[Start of RECORDS FOR THIS TASK]

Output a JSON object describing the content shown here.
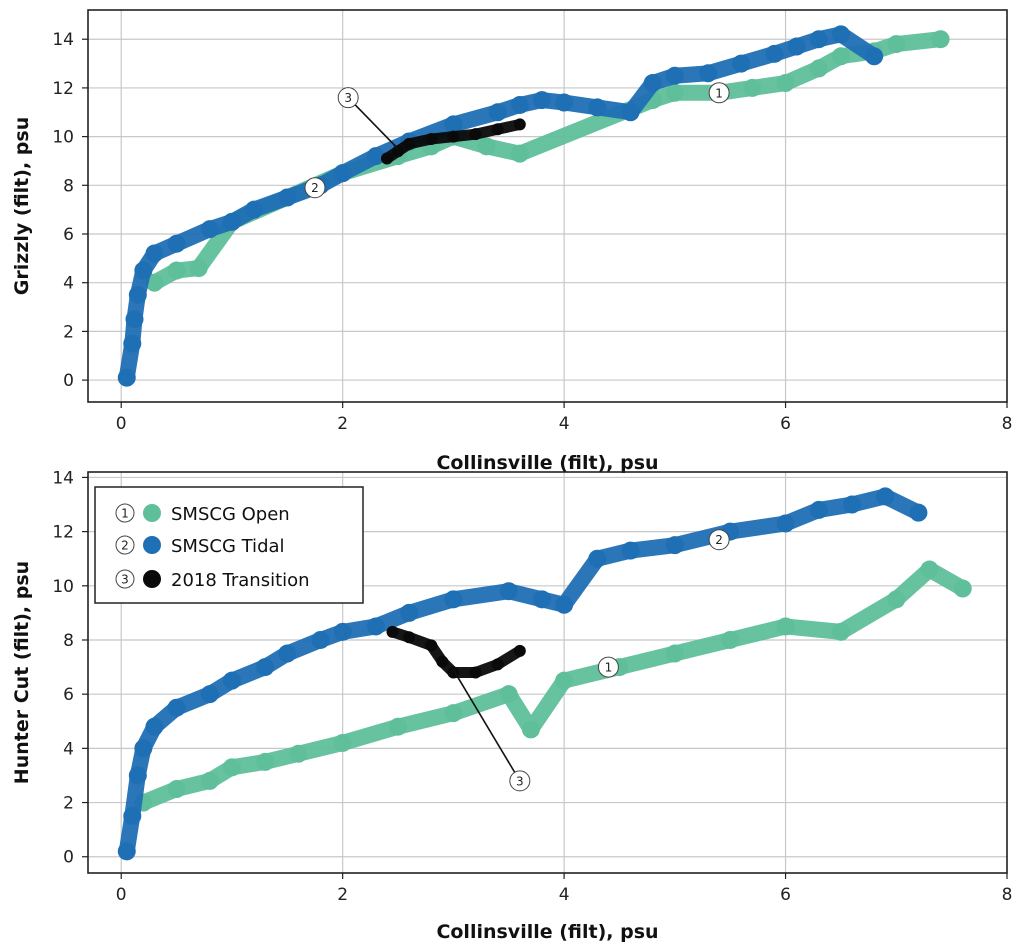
{
  "colors": {
    "open": "#5fbf9b",
    "tidal": "#1f6fb4",
    "transition": "#0a0a0a",
    "grid": "#c8c8c8",
    "frame": "#222222"
  },
  "chart_data": [
    {
      "type": "scatter",
      "xlabel": "Collinsville (filt), psu",
      "ylabel": "Grizzly (filt), psu",
      "xlim": [
        -0.3,
        8
      ],
      "ylim": [
        -0.9,
        15.2
      ],
      "xticks": [
        0,
        2,
        4,
        6,
        8
      ],
      "yticks": [
        0,
        2,
        4,
        6,
        8,
        10,
        12,
        14
      ],
      "grid": true,
      "series": [
        {
          "name": "SMSCG Open",
          "marker": "1",
          "color_key": "open",
          "x": [
            0.3,
            0.5,
            0.7,
            1.0,
            1.5,
            2.0,
            2.5,
            2.8,
            3.0,
            3.3,
            3.6,
            4.8,
            5.0,
            5.4,
            5.7,
            6.0,
            6.3,
            6.5,
            6.8,
            7.0,
            7.4
          ],
          "y": [
            4.0,
            4.5,
            4.6,
            6.5,
            7.5,
            8.5,
            9.2,
            9.6,
            10.0,
            9.6,
            9.3,
            11.5,
            11.8,
            11.8,
            12.0,
            12.2,
            12.8,
            13.3,
            13.5,
            13.8,
            14.0
          ]
        },
        {
          "name": "SMSCG Tidal",
          "marker": "2",
          "color_key": "tidal",
          "x": [
            0.05,
            0.1,
            0.12,
            0.15,
            0.2,
            0.3,
            0.5,
            0.8,
            1.0,
            1.2,
            1.5,
            1.8,
            2.0,
            2.3,
            2.6,
            3.0,
            3.4,
            3.6,
            3.8,
            4.0,
            4.3,
            4.6,
            4.8,
            5.0,
            5.3,
            5.6,
            5.9,
            6.1,
            6.3,
            6.5,
            6.8
          ],
          "y": [
            0.1,
            1.5,
            2.5,
            3.5,
            4.5,
            5.2,
            5.6,
            6.2,
            6.5,
            7.0,
            7.5,
            8.0,
            8.5,
            9.2,
            9.8,
            10.5,
            11.0,
            11.3,
            11.5,
            11.4,
            11.2,
            11.0,
            12.2,
            12.5,
            12.6,
            13.0,
            13.4,
            13.7,
            14.0,
            14.2,
            13.3
          ]
        },
        {
          "name": "2018 Transition",
          "marker": "3",
          "color_key": "transition",
          "x": [
            2.4,
            2.5,
            2.6,
            2.8,
            3.0,
            3.2,
            3.4,
            3.6
          ],
          "y": [
            9.1,
            9.4,
            9.7,
            9.9,
            10.0,
            10.1,
            10.3,
            10.5
          ]
        }
      ],
      "annotations": [
        {
          "marker": "1",
          "x": 5.4,
          "y": 11.8
        },
        {
          "marker": "2",
          "x": 1.75,
          "y": 7.9
        },
        {
          "marker": "3",
          "x": 2.05,
          "y": 11.6,
          "arrow_to": [
            2.5,
            9.5
          ]
        }
      ]
    },
    {
      "type": "scatter",
      "xlabel": "Collinsville (filt), psu",
      "ylabel": "Hunter Cut (filt), psu",
      "xlim": [
        -0.3,
        8
      ],
      "ylim": [
        -0.6,
        14.2
      ],
      "xticks": [
        0,
        2,
        4,
        6,
        8
      ],
      "yticks": [
        0,
        2,
        4,
        6,
        8,
        10,
        12,
        14
      ],
      "grid": true,
      "legend": "top-left",
      "series": [
        {
          "name": "SMSCG Open",
          "marker": "1",
          "color_key": "open",
          "x": [
            0.2,
            0.5,
            0.8,
            1.0,
            1.3,
            1.6,
            2.0,
            2.5,
            3.0,
            3.5,
            3.7,
            4.0,
            4.5,
            5.0,
            5.5,
            6.0,
            6.5,
            7.0,
            7.3,
            7.6
          ],
          "y": [
            2.0,
            2.5,
            2.8,
            3.3,
            3.5,
            3.8,
            4.2,
            4.8,
            5.3,
            6.0,
            4.7,
            6.5,
            7.0,
            7.5,
            8.0,
            8.5,
            8.3,
            9.5,
            10.6,
            9.9
          ]
        },
        {
          "name": "SMSCG Tidal",
          "marker": "2",
          "color_key": "tidal",
          "x": [
            0.05,
            0.1,
            0.15,
            0.2,
            0.3,
            0.5,
            0.8,
            1.0,
            1.3,
            1.5,
            1.8,
            2.0,
            2.3,
            2.6,
            3.0,
            3.5,
            3.8,
            4.0,
            4.3,
            4.6,
            5.0,
            5.5,
            6.0,
            6.3,
            6.6,
            6.9,
            7.2
          ],
          "y": [
            0.2,
            1.5,
            3.0,
            4.0,
            4.8,
            5.5,
            6.0,
            6.5,
            7.0,
            7.5,
            8.0,
            8.3,
            8.5,
            9.0,
            9.5,
            9.8,
            9.5,
            9.3,
            11.0,
            11.3,
            11.5,
            12.0,
            12.3,
            12.8,
            13.0,
            13.3,
            12.7
          ]
        },
        {
          "name": "2018 Transition",
          "marker": "3",
          "color_key": "transition",
          "x": [
            2.45,
            2.6,
            2.8,
            2.9,
            3.0,
            3.2,
            3.4,
            3.6
          ],
          "y": [
            8.3,
            8.1,
            7.8,
            7.2,
            6.8,
            6.8,
            7.1,
            7.6
          ]
        }
      ],
      "annotations": [
        {
          "marker": "1",
          "x": 4.4,
          "y": 7.0
        },
        {
          "marker": "2",
          "x": 5.4,
          "y": 11.7
        },
        {
          "marker": "3",
          "x": 3.6,
          "y": 2.8,
          "arrow_to": [
            3.0,
            6.9
          ]
        }
      ]
    }
  ]
}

[End of RECORDS FOR THIS TASK]

> _OBJECTIVE_: Print all of the entries word for word. Skip any images they contain.

> _EXERCISE RESPONSE_:
Output a JSON object describing the content shown here.
{
  "colors": {
    "open": "#5fbf9b",
    "tidal": "#1f6fb4",
    "transition": "#0a0a0a",
    "grid": "#c8c8c8",
    "frame": "#222222"
  },
  "chart_data": [
    {
      "type": "scatter",
      "xlabel": "Collinsville (filt), psu",
      "ylabel": "Grizzly (filt), psu",
      "xlim": [
        -0.3,
        8
      ],
      "ylim": [
        -0.9,
        15.2
      ],
      "xticks": [
        0,
        2,
        4,
        6,
        8
      ],
      "yticks": [
        0,
        2,
        4,
        6,
        8,
        10,
        12,
        14
      ],
      "grid": true,
      "series": [
        {
          "name": "SMSCG Open",
          "marker": "1",
          "color_key": "open",
          "x": [
            0.3,
            0.5,
            0.7,
            1.0,
            1.5,
            2.0,
            2.5,
            2.8,
            3.0,
            3.3,
            3.6,
            4.8,
            5.0,
            5.4,
            5.7,
            6.0,
            6.3,
            6.5,
            6.8,
            7.0,
            7.4
          ],
          "y": [
            4.0,
            4.5,
            4.6,
            6.5,
            7.5,
            8.5,
            9.2,
            9.6,
            10.0,
            9.6,
            9.3,
            11.5,
            11.8,
            11.8,
            12.0,
            12.2,
            12.8,
            13.3,
            13.5,
            13.8,
            14.0
          ]
        },
        {
          "name": "SMSCG Tidal",
          "marker": "2",
          "color_key": "tidal",
          "x": [
            0.05,
            0.1,
            0.12,
            0.15,
            0.2,
            0.3,
            0.5,
            0.8,
            1.0,
            1.2,
            1.5,
            1.8,
            2.0,
            2.3,
            2.6,
            3.0,
            3.4,
            3.6,
            3.8,
            4.0,
            4.3,
            4.6,
            4.8,
            5.0,
            5.3,
            5.6,
            5.9,
            6.1,
            6.3,
            6.5,
            6.8
          ],
          "y": [
            0.1,
            1.5,
            2.5,
            3.5,
            4.5,
            5.2,
            5.6,
            6.2,
            6.5,
            7.0,
            7.5,
            8.0,
            8.5,
            9.2,
            9.8,
            10.5,
            11.0,
            11.3,
            11.5,
            11.4,
            11.2,
            11.0,
            12.2,
            12.5,
            12.6,
            13.0,
            13.4,
            13.7,
            14.0,
            14.2,
            13.3
          ]
        },
        {
          "name": "2018 Transition",
          "marker": "3",
          "color_key": "transition",
          "x": [
            2.4,
            2.5,
            2.6,
            2.8,
            3.0,
            3.2,
            3.4,
            3.6
          ],
          "y": [
            9.1,
            9.4,
            9.7,
            9.9,
            10.0,
            10.1,
            10.3,
            10.5
          ]
        }
      ],
      "annotations": [
        {
          "marker": "1",
          "x": 5.4,
          "y": 11.8
        },
        {
          "marker": "2",
          "x": 1.75,
          "y": 7.9
        },
        {
          "marker": "3",
          "x": 2.05,
          "y": 11.6,
          "arrow_to": [
            2.5,
            9.5
          ]
        }
      ]
    },
    {
      "type": "scatter",
      "xlabel": "Collinsville (filt), psu",
      "ylabel": "Hunter Cut (filt), psu",
      "xlim": [
        -0.3,
        8
      ],
      "ylim": [
        -0.6,
        14.2
      ],
      "xticks": [
        0,
        2,
        4,
        6,
        8
      ],
      "yticks": [
        0,
        2,
        4,
        6,
        8,
        10,
        12,
        14
      ],
      "grid": true,
      "legend": "top-left",
      "series": [
        {
          "name": "SMSCG Open",
          "marker": "1",
          "color_key": "open",
          "x": [
            0.2,
            0.5,
            0.8,
            1.0,
            1.3,
            1.6,
            2.0,
            2.5,
            3.0,
            3.5,
            3.7,
            4.0,
            4.5,
            5.0,
            5.5,
            6.0,
            6.5,
            7.0,
            7.3,
            7.6
          ],
          "y": [
            2.0,
            2.5,
            2.8,
            3.3,
            3.5,
            3.8,
            4.2,
            4.8,
            5.3,
            6.0,
            4.7,
            6.5,
            7.0,
            7.5,
            8.0,
            8.5,
            8.3,
            9.5,
            10.6,
            9.9
          ]
        },
        {
          "name": "SMSCG Tidal",
          "marker": "2",
          "color_key": "tidal",
          "x": [
            0.05,
            0.1,
            0.15,
            0.2,
            0.3,
            0.5,
            0.8,
            1.0,
            1.3,
            1.5,
            1.8,
            2.0,
            2.3,
            2.6,
            3.0,
            3.5,
            3.8,
            4.0,
            4.3,
            4.6,
            5.0,
            5.5,
            6.0,
            6.3,
            6.6,
            6.9,
            7.2
          ],
          "y": [
            0.2,
            1.5,
            3.0,
            4.0,
            4.8,
            5.5,
            6.0,
            6.5,
            7.0,
            7.5,
            8.0,
            8.3,
            8.5,
            9.0,
            9.5,
            9.8,
            9.5,
            9.3,
            11.0,
            11.3,
            11.5,
            12.0,
            12.3,
            12.8,
            13.0,
            13.3,
            12.7
          ]
        },
        {
          "name": "2018 Transition",
          "marker": "3",
          "color_key": "transition",
          "x": [
            2.45,
            2.6,
            2.8,
            2.9,
            3.0,
            3.2,
            3.4,
            3.6
          ],
          "y": [
            8.3,
            8.1,
            7.8,
            7.2,
            6.8,
            6.8,
            7.1,
            7.6
          ]
        }
      ],
      "annotations": [
        {
          "marker": "1",
          "x": 4.4,
          "y": 7.0
        },
        {
          "marker": "2",
          "x": 5.4,
          "y": 11.7
        },
        {
          "marker": "3",
          "x": 3.6,
          "y": 2.8,
          "arrow_to": [
            3.0,
            6.9
          ]
        }
      ]
    }
  ]
}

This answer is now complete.